--- start STORED RECORDS ---
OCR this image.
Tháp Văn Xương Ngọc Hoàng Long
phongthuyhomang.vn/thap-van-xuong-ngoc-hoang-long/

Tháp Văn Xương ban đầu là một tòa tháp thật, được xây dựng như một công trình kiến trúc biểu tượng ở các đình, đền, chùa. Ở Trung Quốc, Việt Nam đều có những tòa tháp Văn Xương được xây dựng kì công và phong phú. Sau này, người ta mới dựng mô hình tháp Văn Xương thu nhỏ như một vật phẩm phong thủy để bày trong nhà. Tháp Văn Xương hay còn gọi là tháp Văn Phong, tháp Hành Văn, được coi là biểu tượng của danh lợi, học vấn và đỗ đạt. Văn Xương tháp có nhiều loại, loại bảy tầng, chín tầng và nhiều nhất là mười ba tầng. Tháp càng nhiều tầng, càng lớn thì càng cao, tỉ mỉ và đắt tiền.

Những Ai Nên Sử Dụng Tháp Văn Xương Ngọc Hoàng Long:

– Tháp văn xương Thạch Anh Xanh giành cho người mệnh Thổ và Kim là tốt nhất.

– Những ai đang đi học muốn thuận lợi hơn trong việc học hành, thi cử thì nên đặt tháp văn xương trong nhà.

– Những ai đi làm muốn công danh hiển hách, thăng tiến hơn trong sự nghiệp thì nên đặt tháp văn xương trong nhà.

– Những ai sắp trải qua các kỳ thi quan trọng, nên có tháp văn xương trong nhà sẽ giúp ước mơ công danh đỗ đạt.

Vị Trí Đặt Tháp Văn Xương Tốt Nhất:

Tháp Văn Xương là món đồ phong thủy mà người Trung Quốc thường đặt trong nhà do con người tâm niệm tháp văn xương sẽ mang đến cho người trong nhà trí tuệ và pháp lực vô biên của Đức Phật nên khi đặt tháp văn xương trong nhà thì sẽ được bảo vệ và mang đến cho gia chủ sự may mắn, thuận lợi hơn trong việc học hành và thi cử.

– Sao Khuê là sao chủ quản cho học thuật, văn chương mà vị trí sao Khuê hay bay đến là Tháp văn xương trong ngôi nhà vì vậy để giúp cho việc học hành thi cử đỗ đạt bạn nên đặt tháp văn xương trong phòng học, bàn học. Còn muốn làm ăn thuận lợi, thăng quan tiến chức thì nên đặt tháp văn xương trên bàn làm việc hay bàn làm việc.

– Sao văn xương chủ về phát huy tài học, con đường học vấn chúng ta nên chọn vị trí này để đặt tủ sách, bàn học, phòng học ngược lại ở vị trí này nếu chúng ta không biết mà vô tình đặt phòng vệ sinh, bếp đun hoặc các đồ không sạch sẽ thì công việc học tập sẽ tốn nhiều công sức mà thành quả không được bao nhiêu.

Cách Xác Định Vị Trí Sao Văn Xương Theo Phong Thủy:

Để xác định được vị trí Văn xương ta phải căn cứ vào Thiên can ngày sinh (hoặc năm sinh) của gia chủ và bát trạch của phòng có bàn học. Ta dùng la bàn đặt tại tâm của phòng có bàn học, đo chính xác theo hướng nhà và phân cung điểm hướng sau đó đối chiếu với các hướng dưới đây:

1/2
--- end STORED RECORDS ---
- GOAL OF THE EXERCISE: From the entries above, copy every line that holds the word "nhiều".

- WORKED ANSWER:
Tháp Văn Xương ban đầu là một tòa tháp thật, được xây dựng như một công trình kiến trúc biểu tượng ở các đình, đền, chùa. Ở Trung Quốc, Việt Nam đều có những tòa tháp Văn Xương được xây dựng kì công và phong phú. Sau này, người ta mới dựng mô hình tháp Văn Xương thu nhỏ như một vật phẩm phong thủy để bày trong nhà. Tháp Văn Xương hay còn gọi là tháp Văn Phong, tháp Hành Văn, được coi là biểu tượng của danh lợi, học vấn và đỗ đạt. Văn Xương tháp có nhiều loại, loại bảy tầng, chín tầng và nhiều nhất là mười ba tầng. Tháp càng nhiều tầng, càng lớn thì càng cao, tỉ mỉ và đắt tiền.
– Sao văn xương chủ về phát huy tài học, con đường học vấn chúng ta nên chọn vị trí này để đặt tủ sách, bàn học, phòng học ngược lại ở vị trí này nếu chúng ta không biết mà vô tình đặt phòng vệ sinh, bếp đun hoặc các đồ không sạch sẽ thì công việc học tập sẽ tốn nhiều công sức mà thành quả không được bao nhiêu.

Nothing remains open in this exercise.